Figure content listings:
>>>

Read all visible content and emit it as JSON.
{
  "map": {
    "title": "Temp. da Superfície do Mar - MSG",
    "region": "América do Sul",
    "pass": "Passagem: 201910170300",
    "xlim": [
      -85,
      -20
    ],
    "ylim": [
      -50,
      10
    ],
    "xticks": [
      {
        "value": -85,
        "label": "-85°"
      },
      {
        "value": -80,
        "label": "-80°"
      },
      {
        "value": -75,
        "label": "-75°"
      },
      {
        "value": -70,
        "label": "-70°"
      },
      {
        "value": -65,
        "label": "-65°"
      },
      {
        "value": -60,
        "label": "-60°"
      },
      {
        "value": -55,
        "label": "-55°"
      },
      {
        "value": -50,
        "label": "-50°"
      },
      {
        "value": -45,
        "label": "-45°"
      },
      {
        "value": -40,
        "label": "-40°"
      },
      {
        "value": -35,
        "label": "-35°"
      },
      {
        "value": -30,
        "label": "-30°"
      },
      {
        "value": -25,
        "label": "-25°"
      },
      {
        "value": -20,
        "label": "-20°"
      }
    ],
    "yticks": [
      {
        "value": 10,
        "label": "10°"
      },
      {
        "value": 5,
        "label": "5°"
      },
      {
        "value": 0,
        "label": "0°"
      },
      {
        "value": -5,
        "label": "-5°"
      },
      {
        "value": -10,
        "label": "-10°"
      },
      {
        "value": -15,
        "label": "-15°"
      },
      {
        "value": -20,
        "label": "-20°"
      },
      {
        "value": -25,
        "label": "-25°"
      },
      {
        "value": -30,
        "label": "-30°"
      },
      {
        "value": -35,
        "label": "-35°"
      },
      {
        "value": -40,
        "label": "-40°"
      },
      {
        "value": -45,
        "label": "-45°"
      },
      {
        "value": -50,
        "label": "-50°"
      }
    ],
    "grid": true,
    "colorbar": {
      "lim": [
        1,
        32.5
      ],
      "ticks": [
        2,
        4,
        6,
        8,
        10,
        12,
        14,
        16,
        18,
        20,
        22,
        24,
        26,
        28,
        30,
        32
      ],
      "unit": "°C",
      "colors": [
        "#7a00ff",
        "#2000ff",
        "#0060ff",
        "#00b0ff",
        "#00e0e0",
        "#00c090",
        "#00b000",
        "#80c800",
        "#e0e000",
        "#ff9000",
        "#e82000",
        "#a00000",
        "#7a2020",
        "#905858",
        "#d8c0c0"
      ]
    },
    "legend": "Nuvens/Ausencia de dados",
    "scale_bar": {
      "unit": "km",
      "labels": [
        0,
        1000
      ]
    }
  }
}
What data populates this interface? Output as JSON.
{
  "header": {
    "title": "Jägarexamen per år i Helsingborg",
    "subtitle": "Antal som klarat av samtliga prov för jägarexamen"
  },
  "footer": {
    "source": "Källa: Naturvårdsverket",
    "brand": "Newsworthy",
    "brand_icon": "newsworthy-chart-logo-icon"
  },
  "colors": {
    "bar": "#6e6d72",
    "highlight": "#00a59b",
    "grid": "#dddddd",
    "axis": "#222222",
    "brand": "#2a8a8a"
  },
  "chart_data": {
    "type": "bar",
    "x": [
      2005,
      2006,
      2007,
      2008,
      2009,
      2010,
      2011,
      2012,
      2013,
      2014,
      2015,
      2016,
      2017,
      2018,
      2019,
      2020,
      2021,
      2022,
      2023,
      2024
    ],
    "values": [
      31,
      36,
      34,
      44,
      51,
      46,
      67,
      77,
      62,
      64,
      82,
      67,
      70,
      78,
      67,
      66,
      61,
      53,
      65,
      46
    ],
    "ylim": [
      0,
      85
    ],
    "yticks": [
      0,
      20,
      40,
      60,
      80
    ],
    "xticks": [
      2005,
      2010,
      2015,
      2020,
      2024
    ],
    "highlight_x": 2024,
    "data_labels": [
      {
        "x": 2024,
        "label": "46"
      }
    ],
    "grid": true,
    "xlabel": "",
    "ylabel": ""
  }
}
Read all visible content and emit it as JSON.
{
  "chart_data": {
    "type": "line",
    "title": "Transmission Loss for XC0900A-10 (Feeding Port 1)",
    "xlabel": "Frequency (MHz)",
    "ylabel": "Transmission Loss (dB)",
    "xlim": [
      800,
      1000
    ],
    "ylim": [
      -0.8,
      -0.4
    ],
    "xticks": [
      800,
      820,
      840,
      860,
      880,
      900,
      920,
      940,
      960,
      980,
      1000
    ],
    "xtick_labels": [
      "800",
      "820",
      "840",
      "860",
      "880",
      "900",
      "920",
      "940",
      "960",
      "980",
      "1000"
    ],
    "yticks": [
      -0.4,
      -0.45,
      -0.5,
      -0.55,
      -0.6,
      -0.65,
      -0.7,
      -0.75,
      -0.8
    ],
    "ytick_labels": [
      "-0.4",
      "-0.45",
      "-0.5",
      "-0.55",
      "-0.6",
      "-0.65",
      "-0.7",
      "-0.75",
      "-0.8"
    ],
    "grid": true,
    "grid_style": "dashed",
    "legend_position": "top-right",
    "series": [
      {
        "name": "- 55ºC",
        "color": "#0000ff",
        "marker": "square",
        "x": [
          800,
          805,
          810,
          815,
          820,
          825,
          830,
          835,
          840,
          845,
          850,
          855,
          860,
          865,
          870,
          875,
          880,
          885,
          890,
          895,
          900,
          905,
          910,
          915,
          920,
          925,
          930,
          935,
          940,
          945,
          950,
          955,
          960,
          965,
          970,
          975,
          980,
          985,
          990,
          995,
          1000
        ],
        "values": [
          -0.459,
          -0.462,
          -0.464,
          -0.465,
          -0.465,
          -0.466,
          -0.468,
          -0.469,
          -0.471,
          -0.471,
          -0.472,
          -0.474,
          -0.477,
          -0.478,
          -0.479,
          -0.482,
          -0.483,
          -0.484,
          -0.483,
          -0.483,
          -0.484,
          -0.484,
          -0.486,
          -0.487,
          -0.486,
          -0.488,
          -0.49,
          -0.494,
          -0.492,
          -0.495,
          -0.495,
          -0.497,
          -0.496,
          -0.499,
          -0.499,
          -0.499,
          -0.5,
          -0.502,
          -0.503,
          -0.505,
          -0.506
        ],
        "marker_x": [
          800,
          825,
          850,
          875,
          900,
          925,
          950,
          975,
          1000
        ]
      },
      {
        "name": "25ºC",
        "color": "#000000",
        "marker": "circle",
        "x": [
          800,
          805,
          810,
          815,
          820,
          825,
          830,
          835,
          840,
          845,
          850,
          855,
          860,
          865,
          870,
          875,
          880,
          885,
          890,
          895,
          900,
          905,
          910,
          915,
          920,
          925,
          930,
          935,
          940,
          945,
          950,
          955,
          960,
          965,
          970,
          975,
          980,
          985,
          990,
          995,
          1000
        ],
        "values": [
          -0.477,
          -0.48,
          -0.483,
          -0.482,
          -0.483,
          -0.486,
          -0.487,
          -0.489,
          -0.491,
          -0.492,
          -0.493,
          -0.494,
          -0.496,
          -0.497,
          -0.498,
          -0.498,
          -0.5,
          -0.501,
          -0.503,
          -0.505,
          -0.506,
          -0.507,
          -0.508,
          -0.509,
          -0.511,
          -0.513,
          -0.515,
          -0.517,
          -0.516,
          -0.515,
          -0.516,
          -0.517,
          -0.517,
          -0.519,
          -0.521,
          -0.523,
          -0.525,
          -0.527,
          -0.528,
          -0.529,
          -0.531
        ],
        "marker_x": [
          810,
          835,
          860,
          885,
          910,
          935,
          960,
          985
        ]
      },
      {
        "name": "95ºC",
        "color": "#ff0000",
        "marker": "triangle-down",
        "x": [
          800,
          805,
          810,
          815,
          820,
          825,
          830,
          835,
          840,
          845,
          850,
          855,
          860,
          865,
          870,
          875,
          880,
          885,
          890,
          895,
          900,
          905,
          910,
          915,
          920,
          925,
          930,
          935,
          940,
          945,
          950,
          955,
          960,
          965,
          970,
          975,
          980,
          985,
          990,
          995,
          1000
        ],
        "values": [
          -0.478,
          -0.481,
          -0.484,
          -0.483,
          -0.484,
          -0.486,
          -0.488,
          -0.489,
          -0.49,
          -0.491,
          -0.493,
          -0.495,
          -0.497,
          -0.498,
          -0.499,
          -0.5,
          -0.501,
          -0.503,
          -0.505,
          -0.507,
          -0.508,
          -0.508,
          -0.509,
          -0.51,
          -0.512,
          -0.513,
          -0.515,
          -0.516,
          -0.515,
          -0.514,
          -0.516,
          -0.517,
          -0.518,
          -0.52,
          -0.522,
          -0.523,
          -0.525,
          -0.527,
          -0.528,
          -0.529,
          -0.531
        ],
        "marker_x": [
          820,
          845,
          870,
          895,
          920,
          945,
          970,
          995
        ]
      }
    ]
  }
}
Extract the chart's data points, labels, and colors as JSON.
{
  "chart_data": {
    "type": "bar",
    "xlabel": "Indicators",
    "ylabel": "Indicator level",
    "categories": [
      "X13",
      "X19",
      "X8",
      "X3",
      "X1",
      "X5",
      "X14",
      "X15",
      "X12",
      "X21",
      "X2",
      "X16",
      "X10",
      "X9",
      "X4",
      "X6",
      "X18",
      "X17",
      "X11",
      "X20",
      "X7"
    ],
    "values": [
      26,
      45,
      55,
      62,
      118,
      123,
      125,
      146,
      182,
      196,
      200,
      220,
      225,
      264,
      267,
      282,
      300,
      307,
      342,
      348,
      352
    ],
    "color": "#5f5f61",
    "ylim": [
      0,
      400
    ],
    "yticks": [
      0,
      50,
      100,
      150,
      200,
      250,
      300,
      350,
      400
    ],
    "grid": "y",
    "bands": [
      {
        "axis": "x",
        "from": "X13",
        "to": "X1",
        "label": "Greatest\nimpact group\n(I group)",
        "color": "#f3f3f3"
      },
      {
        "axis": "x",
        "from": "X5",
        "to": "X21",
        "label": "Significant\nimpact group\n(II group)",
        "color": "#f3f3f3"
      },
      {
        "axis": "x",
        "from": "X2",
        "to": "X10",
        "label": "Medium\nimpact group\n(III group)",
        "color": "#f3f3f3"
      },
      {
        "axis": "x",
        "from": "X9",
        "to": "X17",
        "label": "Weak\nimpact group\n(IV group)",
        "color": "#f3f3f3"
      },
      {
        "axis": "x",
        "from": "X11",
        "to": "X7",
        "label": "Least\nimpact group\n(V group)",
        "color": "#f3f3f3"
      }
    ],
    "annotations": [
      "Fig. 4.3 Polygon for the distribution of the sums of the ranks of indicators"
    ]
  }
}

<<<

WORK TO COMPLETE: Go through the entries above and pull out each line with "ylabel" in it.

FINAL RESULT:
    "ylabel": ""
    "ylabel": "Transmission Loss (dB)",
    "ylabel": "Indicator level",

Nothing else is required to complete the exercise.